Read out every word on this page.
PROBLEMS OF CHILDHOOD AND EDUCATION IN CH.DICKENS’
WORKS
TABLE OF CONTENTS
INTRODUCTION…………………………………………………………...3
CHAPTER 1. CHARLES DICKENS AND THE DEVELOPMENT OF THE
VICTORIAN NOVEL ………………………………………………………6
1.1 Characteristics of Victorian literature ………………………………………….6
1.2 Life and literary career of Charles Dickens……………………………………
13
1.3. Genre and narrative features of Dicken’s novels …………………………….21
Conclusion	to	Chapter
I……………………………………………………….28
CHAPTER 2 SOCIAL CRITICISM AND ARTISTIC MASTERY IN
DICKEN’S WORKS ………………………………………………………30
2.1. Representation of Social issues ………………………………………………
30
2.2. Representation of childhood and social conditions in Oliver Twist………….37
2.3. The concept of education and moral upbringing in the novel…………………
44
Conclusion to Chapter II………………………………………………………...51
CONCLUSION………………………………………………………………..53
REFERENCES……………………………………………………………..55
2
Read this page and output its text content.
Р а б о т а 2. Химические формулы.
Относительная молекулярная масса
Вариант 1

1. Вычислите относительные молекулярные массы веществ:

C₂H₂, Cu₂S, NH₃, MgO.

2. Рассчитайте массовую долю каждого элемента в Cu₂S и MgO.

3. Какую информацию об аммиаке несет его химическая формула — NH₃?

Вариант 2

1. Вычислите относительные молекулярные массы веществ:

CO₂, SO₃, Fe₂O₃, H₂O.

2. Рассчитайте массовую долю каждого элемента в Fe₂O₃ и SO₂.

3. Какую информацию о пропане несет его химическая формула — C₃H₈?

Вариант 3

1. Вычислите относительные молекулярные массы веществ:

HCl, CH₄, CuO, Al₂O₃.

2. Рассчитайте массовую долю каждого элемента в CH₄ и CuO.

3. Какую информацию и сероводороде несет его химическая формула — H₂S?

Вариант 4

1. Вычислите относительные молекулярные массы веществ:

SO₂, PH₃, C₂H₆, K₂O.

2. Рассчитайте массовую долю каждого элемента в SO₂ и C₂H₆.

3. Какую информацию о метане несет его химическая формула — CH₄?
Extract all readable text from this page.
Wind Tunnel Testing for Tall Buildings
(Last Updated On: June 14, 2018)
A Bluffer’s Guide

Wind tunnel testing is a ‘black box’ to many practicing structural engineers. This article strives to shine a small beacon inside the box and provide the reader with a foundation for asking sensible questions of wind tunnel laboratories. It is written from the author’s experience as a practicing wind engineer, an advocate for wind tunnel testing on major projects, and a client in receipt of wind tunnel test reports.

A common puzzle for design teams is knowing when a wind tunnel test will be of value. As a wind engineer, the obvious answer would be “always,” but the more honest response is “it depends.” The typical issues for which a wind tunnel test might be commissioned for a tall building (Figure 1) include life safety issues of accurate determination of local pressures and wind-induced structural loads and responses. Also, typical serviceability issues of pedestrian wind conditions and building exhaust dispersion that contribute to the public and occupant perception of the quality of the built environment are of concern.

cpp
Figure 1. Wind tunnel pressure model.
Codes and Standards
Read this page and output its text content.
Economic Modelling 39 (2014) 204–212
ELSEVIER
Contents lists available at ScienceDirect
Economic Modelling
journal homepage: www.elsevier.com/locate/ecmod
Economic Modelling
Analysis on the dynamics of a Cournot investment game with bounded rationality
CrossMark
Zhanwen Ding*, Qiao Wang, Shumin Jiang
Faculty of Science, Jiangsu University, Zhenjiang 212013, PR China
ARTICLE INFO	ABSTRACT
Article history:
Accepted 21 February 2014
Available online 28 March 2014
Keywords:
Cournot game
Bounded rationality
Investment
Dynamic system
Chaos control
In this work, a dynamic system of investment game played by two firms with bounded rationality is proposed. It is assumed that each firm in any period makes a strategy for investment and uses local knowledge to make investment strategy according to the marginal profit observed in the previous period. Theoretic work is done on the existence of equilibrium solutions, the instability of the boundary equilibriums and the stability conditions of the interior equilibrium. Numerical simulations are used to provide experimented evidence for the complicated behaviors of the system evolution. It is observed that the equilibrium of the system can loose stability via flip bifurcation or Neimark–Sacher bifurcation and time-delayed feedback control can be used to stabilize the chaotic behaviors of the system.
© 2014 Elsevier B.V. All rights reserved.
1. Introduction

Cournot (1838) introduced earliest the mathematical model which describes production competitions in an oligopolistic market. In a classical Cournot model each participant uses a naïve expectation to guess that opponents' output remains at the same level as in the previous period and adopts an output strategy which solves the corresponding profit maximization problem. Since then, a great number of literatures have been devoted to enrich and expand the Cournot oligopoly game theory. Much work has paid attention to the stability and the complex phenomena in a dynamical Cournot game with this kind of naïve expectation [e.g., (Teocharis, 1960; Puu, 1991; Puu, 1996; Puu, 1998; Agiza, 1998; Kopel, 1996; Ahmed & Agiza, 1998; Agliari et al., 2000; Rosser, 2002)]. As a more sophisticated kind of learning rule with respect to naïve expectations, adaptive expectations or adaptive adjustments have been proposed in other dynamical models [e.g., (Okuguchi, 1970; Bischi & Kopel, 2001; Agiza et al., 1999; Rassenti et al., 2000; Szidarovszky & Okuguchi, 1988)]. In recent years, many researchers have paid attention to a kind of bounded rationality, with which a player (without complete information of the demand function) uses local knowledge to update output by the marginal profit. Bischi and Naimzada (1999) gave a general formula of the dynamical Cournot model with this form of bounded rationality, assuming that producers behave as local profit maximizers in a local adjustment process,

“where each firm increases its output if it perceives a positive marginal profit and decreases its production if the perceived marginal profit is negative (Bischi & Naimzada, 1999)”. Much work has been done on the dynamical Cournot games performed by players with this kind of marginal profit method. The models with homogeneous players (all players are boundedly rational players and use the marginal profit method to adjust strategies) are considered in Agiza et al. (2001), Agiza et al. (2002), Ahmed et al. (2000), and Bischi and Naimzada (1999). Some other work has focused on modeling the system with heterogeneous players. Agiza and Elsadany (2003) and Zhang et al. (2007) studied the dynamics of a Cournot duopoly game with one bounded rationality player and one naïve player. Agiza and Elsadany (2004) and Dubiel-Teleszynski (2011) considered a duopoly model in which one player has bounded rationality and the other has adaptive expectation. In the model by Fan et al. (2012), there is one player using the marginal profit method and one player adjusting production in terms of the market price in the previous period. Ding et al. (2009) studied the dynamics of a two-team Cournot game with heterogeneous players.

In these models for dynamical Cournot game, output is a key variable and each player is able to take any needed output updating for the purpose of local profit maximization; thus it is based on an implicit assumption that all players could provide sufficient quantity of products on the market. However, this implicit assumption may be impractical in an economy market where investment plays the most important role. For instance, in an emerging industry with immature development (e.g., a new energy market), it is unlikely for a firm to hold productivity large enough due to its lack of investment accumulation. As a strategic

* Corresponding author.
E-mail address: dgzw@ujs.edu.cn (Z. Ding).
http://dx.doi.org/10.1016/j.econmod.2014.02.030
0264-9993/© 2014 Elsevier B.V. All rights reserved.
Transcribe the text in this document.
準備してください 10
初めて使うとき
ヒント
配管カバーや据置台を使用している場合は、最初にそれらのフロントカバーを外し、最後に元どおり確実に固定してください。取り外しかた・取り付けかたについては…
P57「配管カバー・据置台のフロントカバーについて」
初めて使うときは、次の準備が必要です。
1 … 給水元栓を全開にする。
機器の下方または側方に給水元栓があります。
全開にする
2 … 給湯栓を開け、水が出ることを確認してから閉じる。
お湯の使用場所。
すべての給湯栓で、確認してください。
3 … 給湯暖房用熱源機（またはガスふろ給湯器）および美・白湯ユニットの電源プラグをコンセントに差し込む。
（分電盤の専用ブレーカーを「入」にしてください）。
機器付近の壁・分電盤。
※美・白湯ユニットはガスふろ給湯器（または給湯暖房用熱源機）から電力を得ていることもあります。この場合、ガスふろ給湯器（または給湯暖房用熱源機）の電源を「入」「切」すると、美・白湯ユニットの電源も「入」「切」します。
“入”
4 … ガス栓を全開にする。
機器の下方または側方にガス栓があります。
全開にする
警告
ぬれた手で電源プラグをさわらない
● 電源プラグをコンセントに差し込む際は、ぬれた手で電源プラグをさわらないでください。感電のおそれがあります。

━━━━━━━━━━

Instruction:
Check every line of the data, and copy the ones that contain "many".

Task output:
Wind tunnel testing is a ‘black box’ to many practicing structural engineers. This article strives to shine a small beacon inside the box and provide the reader with a foundation for asking sensible questions of wind tunnel laboratories. It is written from the author’s experience as a practicing wind engineer, an advocate for wind tunnel testing on major projects, and a client in receipt of wind tunnel test reports.
Cournot (1838) introduced earliest the mathematical model which describes production competitions in an oligopolistic market. In a classical Cournot model each participant uses a naïve expectation to guess that opponents' output remains at the same level as in the previous period and adopts an output strategy which solves the corresponding profit maximization problem. Since then, a great number of literatures have been devoted to enrich and expand the Cournot oligopoly game theory. Much work has paid attention to the stability and the complex phenomena in a dynamical Cournot game with this kind of naïve expectation [e.g., (Teocharis, 1960; Puu, 1991; Puu, 1996; Puu, 1998; Agiza, 1998; Kopel, 1996; Ahmed & Agiza, 1998; Agliari et al., 2000; Rosser, 2002)]. As a more sophisticated kind of learning rule with respect to naïve expectations, adaptive expectations or adaptive adjustments have been proposed in other dynamical models [e.g., (Okuguchi, 1970; Bischi & Kopel, 2001; Agiza et al., 1999; Rassenti et al., 2000; Szidarovszky & Okuguchi, 1988)]. In recent years, many researchers have paid attention to a kind of bounded rationality, with which a player (without complete information of the demand function) uses local knowledge to update output by the marginal profit. Bischi and Naimzada (1999) gave a general formula of the dynamical Cournot model with this form of bounded rationality, assuming that producers behave as local profit maximizers in a local adjustment process,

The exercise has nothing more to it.